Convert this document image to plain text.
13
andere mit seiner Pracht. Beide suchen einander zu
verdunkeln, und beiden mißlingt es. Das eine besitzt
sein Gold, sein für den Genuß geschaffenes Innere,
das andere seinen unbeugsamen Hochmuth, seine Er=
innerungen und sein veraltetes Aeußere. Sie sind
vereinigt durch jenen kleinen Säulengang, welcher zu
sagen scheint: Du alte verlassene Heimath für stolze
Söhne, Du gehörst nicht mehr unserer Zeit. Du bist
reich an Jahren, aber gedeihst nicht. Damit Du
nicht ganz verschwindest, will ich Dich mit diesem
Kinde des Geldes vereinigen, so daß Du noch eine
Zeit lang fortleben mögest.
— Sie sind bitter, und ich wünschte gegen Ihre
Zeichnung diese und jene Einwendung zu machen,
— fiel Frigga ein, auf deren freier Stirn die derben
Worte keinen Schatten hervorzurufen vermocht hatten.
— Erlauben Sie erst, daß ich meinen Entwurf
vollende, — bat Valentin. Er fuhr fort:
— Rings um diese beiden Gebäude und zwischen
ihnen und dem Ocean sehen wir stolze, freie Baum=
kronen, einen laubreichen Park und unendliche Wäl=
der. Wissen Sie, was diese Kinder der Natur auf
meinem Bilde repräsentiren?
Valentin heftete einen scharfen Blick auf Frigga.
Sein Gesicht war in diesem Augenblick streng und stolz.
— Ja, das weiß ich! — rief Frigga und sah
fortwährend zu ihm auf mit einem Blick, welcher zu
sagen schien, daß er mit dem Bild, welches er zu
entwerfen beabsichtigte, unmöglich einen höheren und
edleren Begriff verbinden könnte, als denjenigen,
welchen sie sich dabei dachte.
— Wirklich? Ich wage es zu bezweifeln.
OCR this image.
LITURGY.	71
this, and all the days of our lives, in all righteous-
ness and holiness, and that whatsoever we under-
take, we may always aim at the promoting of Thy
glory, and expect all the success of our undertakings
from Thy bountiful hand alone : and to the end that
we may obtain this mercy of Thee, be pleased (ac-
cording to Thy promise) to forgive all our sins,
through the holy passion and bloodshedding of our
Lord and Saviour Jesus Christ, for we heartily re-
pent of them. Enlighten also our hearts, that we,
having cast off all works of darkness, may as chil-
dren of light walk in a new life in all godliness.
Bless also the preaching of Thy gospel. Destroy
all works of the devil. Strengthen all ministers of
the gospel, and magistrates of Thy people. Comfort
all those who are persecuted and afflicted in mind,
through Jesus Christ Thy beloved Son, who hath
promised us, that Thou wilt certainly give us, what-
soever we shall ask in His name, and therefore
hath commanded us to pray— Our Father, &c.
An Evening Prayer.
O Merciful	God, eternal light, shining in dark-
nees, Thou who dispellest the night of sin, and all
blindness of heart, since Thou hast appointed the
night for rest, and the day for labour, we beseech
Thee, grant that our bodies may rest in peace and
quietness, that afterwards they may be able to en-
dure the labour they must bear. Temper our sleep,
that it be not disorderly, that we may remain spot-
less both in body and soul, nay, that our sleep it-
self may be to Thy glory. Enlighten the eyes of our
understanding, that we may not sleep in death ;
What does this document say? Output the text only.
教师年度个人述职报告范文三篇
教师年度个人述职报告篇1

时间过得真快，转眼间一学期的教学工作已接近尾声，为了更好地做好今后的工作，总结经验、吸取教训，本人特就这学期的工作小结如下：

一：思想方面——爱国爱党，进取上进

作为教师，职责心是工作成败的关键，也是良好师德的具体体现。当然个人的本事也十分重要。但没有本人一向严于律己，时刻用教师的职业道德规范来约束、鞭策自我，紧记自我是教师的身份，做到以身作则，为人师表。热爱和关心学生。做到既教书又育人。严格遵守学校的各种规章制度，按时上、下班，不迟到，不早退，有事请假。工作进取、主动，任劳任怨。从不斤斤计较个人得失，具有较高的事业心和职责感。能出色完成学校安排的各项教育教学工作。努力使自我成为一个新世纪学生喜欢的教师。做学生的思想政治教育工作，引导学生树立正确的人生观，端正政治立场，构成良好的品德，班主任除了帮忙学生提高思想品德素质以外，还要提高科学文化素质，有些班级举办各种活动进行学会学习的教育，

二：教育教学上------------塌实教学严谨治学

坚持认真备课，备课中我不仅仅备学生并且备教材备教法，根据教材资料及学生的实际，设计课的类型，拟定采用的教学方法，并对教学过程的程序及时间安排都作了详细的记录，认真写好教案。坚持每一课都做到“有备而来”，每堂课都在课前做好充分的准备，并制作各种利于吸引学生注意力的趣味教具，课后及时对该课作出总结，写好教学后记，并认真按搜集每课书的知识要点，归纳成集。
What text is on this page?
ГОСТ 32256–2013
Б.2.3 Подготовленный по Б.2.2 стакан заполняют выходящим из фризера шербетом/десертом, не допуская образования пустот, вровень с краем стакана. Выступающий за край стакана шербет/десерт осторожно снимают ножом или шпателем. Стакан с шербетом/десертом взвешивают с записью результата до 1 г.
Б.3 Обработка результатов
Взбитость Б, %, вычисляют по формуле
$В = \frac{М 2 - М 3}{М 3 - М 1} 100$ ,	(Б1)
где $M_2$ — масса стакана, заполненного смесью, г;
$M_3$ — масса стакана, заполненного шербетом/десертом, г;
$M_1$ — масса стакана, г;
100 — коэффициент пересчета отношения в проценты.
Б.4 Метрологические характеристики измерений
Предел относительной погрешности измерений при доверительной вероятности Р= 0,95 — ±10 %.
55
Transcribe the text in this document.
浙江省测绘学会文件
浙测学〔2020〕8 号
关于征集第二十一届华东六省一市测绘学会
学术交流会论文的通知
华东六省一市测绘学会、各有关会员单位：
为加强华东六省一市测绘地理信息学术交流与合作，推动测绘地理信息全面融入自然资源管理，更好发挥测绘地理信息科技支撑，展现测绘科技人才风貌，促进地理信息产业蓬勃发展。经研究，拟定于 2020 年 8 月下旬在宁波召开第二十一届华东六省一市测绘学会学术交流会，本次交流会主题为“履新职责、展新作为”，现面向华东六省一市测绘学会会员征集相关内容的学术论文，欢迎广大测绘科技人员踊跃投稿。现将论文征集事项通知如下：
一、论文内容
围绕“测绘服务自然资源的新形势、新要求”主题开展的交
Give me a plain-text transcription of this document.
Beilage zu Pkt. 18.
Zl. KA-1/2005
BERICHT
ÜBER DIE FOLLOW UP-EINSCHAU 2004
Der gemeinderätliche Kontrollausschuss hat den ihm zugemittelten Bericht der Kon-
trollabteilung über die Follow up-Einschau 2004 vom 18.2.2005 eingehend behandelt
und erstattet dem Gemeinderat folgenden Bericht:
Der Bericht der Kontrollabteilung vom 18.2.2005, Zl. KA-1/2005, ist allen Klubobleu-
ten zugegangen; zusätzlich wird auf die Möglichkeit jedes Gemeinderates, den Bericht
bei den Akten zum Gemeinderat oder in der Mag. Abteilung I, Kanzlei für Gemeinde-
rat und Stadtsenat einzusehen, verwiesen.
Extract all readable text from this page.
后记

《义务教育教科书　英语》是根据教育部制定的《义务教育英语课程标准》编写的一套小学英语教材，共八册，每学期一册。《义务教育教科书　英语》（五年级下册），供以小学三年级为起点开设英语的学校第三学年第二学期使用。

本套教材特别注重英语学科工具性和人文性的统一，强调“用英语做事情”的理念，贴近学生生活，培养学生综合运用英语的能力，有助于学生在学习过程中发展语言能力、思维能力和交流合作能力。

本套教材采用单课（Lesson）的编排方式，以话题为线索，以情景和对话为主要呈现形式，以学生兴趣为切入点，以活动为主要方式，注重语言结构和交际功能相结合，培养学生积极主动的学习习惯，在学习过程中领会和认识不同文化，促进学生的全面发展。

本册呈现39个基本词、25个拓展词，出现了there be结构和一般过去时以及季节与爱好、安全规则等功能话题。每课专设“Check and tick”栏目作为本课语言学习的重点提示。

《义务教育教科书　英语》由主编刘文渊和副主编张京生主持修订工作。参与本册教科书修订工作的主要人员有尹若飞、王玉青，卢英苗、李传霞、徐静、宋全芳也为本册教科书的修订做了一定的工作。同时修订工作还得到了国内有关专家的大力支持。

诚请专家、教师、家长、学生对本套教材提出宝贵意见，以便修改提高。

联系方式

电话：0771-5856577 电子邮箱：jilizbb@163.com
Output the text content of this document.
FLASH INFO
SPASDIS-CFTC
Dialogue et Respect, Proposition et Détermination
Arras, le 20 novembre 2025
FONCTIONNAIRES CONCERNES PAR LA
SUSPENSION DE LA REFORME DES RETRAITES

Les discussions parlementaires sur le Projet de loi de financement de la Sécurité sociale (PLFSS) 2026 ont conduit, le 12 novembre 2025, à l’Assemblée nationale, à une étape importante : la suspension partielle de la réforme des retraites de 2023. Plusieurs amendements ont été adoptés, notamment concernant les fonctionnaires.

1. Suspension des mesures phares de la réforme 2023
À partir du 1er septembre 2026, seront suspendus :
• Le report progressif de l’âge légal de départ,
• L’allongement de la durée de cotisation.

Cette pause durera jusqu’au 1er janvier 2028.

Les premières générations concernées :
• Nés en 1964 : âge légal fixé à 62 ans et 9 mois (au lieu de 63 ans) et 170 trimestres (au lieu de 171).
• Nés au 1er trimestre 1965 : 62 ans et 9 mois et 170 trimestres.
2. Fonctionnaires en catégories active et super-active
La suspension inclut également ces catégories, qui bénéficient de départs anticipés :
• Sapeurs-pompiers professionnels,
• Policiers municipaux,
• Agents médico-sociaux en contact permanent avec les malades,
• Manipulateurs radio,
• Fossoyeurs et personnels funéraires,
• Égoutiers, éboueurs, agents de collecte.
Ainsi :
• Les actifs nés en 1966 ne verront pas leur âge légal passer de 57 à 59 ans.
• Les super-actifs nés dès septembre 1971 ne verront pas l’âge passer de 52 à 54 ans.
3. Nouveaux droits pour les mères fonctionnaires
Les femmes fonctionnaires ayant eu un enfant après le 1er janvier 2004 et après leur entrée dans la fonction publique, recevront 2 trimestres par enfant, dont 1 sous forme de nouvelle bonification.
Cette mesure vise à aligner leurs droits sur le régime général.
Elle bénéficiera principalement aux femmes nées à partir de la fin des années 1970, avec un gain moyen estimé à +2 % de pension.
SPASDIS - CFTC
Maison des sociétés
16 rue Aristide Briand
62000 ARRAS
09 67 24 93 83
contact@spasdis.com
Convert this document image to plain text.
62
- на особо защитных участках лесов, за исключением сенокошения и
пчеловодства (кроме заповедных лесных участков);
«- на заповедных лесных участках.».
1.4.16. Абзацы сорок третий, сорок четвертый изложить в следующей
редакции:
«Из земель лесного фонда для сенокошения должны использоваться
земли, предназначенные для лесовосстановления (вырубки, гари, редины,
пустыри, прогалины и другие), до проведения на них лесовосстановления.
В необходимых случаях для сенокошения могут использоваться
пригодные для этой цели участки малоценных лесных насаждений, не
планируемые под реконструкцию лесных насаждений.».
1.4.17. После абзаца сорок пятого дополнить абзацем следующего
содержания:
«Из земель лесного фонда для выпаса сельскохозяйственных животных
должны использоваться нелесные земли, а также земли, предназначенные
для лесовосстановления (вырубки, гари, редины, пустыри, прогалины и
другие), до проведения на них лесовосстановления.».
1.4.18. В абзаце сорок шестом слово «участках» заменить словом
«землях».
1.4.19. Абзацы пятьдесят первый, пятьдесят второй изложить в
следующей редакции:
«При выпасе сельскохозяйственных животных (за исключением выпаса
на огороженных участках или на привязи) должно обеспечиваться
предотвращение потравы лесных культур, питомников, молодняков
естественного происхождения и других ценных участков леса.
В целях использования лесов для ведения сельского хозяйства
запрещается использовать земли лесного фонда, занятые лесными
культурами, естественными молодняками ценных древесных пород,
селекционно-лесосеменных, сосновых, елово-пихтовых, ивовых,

== SET PROBLEM ==
Make a copy of each line that contains the string "фонда".

== RESULT OF THE EXERCISE ==
«Из земель лесного фонда для сенокошения должны использоваться
«Из земель лесного фонда для выпаса сельскохозяйственных животных
запрещается использовать земли лесного фонда, занятые лесными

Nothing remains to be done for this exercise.